** Start of Dataset entries **

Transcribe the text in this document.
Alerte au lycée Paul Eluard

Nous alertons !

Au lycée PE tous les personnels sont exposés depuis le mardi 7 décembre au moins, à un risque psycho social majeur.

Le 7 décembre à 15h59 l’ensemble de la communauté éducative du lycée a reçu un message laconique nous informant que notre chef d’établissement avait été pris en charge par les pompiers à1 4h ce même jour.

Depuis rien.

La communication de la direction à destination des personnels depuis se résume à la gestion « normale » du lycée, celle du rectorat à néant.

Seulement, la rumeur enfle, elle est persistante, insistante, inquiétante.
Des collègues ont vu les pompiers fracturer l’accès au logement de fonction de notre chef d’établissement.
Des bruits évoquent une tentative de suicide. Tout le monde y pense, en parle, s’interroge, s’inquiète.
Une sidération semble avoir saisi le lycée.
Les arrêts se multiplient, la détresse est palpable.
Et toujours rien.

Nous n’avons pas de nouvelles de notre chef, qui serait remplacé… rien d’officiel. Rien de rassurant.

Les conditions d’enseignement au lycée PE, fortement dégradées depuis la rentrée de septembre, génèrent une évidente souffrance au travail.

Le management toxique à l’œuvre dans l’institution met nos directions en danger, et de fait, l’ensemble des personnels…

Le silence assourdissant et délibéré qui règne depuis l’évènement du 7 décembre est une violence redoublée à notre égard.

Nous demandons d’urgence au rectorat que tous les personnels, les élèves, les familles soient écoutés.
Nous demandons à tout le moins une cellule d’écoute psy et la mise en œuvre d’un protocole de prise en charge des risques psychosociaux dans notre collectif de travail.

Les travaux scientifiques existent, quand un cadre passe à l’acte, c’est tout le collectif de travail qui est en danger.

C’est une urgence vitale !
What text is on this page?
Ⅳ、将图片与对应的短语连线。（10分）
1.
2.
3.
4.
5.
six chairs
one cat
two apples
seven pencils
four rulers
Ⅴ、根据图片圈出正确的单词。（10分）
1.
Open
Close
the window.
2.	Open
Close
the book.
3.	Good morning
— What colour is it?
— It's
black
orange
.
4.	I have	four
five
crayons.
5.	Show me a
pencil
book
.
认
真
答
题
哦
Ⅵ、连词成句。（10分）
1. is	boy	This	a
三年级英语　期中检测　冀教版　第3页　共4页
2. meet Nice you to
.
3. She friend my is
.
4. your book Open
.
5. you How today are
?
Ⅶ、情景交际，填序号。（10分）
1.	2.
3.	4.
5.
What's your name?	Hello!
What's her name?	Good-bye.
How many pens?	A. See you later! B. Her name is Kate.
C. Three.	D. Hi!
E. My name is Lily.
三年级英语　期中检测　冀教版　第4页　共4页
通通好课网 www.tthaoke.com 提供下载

** End of Dataset entries **

Retype the records in full. Keep every line identical to the original.

Transcribe the text in this document.
Alerte au lycée Paul Eluard

Nous alertons !

Au lycée PE tous les personnels sont exposés depuis le mardi 7 décembre au moins, à un risque psycho social majeur.

Le 7 décembre à 15h59 l’ensemble de la communauté éducative du lycée a reçu un message laconique nous informant que notre chef d’établissement avait été pris en charge par les pompiers à1 4h ce même jour.

Depuis rien.

La communication de la direction à destination des personnels depuis se résume à la gestion « normale » du lycée, celle du rectorat à néant.

Seulement, la rumeur enfle, elle est persistante, insistante, inquiétante.
Des collègues ont vu les pompiers fracturer l’accès au logement de fonction de notre chef d’établissement.
Des bruits évoquent une tentative de suicide. Tout le monde y pense, en parle, s’interroge, s’inquiète.
Une sidération semble avoir saisi le lycée.
Les arrêts se multiplient, la détresse est palpable.
Et toujours rien.

Nous n’avons pas de nouvelles de notre chef, qui serait remplacé… rien d’officiel. Rien de rassurant.

Les conditions d’enseignement au lycée PE, fortement dégradées depuis la rentrée de septembre, génèrent une évidente souffrance au travail.

Le management toxique à l’œuvre dans l’institution met nos directions en danger, et de fait, l’ensemble des personnels…

Le silence assourdissant et délibéré qui règne depuis l’évènement du 7 décembre est une violence redoublée à notre égard.

Nous demandons d’urgence au rectorat que tous les personnels, les élèves, les familles soient écoutés.
Nous demandons à tout le moins une cellule d’écoute psy et la mise en œuvre d’un protocole de prise en charge des risques psychosociaux dans notre collectif de travail.

Les travaux scientifiques existent, quand un cadre passe à l’acte, c’est tout le collectif de travail qui est en danger.

C’est une urgence vitale !
What text is on this page?
Ⅳ、将图片与对应的短语连线。（10分）
1.
2.
3.
4.
5.
six chairs
one cat
two apples
seven pencils
four rulers
Ⅴ、根据图片圈出正确的单词。（10分）
1.
Open
Close
the window.
2.	Open
Close
the book.
3.	Good morning
— What colour is it?
— It's
black
orange
.
4.	I have	four
five
crayons.
5.	Show me a
pencil
book
.
认
真
答
题
哦
Ⅵ、连词成句。（10分）
1. is	boy	This	a
三年级英语　期中检测　冀教版　第3页　共4页
2. meet Nice you to
.
3. She friend my is
.
4. your book Open
.
5. you How today are
?
Ⅶ、情景交际，填序号。（10分）
1.	2.
3.	4.
5.
What's your name?	Hello!
What's her name?	Good-bye.
How many pens?	A. See you later! B. Her name is Kate.
C. Three.	D. Hi!
E. My name is Lily.
三年级英语　期中检测　冀教版　第4页　共4页
通通好课网 www.tthaoke.com 提供下载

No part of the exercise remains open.